── Input for this task
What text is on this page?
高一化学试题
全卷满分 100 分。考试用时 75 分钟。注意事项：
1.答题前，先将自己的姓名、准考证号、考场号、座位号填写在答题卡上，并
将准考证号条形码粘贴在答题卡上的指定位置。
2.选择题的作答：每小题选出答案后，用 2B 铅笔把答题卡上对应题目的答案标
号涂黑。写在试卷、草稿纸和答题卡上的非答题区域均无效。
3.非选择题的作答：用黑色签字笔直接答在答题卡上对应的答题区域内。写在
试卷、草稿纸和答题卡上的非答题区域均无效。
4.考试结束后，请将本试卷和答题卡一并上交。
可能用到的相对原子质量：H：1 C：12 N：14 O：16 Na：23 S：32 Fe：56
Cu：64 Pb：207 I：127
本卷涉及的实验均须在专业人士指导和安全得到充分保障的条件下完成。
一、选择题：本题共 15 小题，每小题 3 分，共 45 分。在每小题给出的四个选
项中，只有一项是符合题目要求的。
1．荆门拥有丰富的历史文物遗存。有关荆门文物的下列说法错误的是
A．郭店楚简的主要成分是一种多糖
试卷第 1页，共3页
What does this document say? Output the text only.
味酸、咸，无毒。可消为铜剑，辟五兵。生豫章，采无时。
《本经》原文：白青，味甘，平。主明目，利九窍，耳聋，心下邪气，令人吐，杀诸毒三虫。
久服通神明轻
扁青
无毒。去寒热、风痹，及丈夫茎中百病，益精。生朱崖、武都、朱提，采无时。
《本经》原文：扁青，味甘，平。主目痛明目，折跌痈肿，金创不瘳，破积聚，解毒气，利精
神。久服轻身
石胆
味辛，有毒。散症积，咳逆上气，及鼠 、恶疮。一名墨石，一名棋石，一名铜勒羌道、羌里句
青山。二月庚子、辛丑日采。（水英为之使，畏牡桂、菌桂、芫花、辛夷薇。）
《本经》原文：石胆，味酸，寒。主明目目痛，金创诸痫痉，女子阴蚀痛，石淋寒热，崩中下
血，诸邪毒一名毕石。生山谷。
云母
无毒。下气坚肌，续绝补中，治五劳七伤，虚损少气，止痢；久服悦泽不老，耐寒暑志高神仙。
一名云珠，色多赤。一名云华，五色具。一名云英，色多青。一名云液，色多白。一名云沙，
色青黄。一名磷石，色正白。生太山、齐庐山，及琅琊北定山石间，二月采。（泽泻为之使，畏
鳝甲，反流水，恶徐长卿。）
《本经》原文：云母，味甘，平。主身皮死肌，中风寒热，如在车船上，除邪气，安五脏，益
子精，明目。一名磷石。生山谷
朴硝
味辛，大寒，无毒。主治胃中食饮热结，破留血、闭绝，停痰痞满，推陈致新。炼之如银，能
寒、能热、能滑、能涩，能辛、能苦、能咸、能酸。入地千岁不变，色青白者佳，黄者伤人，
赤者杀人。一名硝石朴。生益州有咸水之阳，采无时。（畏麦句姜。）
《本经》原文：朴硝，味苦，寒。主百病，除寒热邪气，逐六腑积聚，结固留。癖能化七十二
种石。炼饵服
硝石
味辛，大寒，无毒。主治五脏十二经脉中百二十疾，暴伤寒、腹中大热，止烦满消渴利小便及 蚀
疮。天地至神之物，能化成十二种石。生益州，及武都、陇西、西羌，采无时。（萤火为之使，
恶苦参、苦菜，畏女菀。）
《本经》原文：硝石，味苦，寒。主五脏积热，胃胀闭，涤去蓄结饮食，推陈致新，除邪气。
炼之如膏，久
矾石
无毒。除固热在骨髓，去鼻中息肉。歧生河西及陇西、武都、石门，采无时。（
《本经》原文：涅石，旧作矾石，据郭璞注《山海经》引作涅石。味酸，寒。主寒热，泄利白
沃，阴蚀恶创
────
* **What is needed**
Each line must be given again exactly as written above.

* **Solution below**
What text is on this page?
高一化学试题
全卷满分 100 分。考试用时 75 分钟。注意事项：
1.答题前，先将自己的姓名、准考证号、考场号、座位号填写在答题卡上，并
将准考证号条形码粘贴在答题卡上的指定位置。
2.选择题的作答：每小题选出答案后，用 2B 铅笔把答题卡上对应题目的答案标
号涂黑。写在试卷、草稿纸和答题卡上的非答题区域均无效。
3.非选择题的作答：用黑色签字笔直接答在答题卡上对应的答题区域内。写在
试卷、草稿纸和答题卡上的非答题区域均无效。
4.考试结束后，请将本试卷和答题卡一并上交。
可能用到的相对原子质量：H：1 C：12 N：14 O：16 Na：23 S：32 Fe：56
Cu：64 Pb：207 I：127
本卷涉及的实验均须在专业人士指导和安全得到充分保障的条件下完成。
一、选择题：本题共 15 小题，每小题 3 分，共 45 分。在每小题给出的四个选
项中，只有一项是符合题目要求的。
1．荆门拥有丰富的历史文物遗存。有关荆门文物的下列说法错误的是
A．郭店楚简的主要成分是一种多糖
试卷第 1页，共3页
What does this document say? Output the text only.
味酸、咸，无毒。可消为铜剑，辟五兵。生豫章，采无时。
《本经》原文：白青，味甘，平。主明目，利九窍，耳聋，心下邪气，令人吐，杀诸毒三虫。
久服通神明轻
扁青
无毒。去寒热、风痹，及丈夫茎中百病，益精。生朱崖、武都、朱提，采无时。
《本经》原文：扁青，味甘，平。主目痛明目，折跌痈肿，金创不瘳，破积聚，解毒气，利精
神。久服轻身
石胆
味辛，有毒。散症积，咳逆上气，及鼠 、恶疮。一名墨石，一名棋石，一名铜勒羌道、羌里句
青山。二月庚子、辛丑日采。（水英为之使，畏牡桂、菌桂、芫花、辛夷薇。）
《本经》原文：石胆，味酸，寒。主明目目痛，金创诸痫痉，女子阴蚀痛，石淋寒热，崩中下
血，诸邪毒一名毕石。生山谷。
云母
无毒。下气坚肌，续绝补中，治五劳七伤，虚损少气，止痢；久服悦泽不老，耐寒暑志高神仙。
一名云珠，色多赤。一名云华，五色具。一名云英，色多青。一名云液，色多白。一名云沙，
色青黄。一名磷石，色正白。生太山、齐庐山，及琅琊北定山石间，二月采。（泽泻为之使，畏
鳝甲，反流水，恶徐长卿。）
《本经》原文：云母，味甘，平。主身皮死肌，中风寒热，如在车船上，除邪气，安五脏，益
子精，明目。一名磷石。生山谷
朴硝
味辛，大寒，无毒。主治胃中食饮热结，破留血、闭绝，停痰痞满，推陈致新。炼之如银，能
寒、能热、能滑、能涩，能辛、能苦、能咸、能酸。入地千岁不变，色青白者佳，黄者伤人，
赤者杀人。一名硝石朴。生益州有咸水之阳，采无时。（畏麦句姜。）
《本经》原文：朴硝，味苦，寒。主百病，除寒热邪气，逐六腑积聚，结固留。癖能化七十二
种石。炼饵服
硝石
味辛，大寒，无毒。主治五脏十二经脉中百二十疾，暴伤寒、腹中大热，止烦满消渴利小便及 蚀
疮。天地至神之物，能化成十二种石。生益州，及武都、陇西、西羌，采无时。（萤火为之使，
恶苦参、苦菜，畏女菀。）
《本经》原文：硝石，味苦，寒。主五脏积热，胃胀闭，涤去蓄结饮食，推陈致新，除邪气。
炼之如膏，久
矾石
无毒。除固热在骨髓，去鼻中息肉。歧生河西及陇西、武都、石门，采无时。（
《本经》原文：涅石，旧作矾石，据郭璞注《山海经》引作涅石。味酸，寒。主寒热，泄利白
沃，阴蚀恶创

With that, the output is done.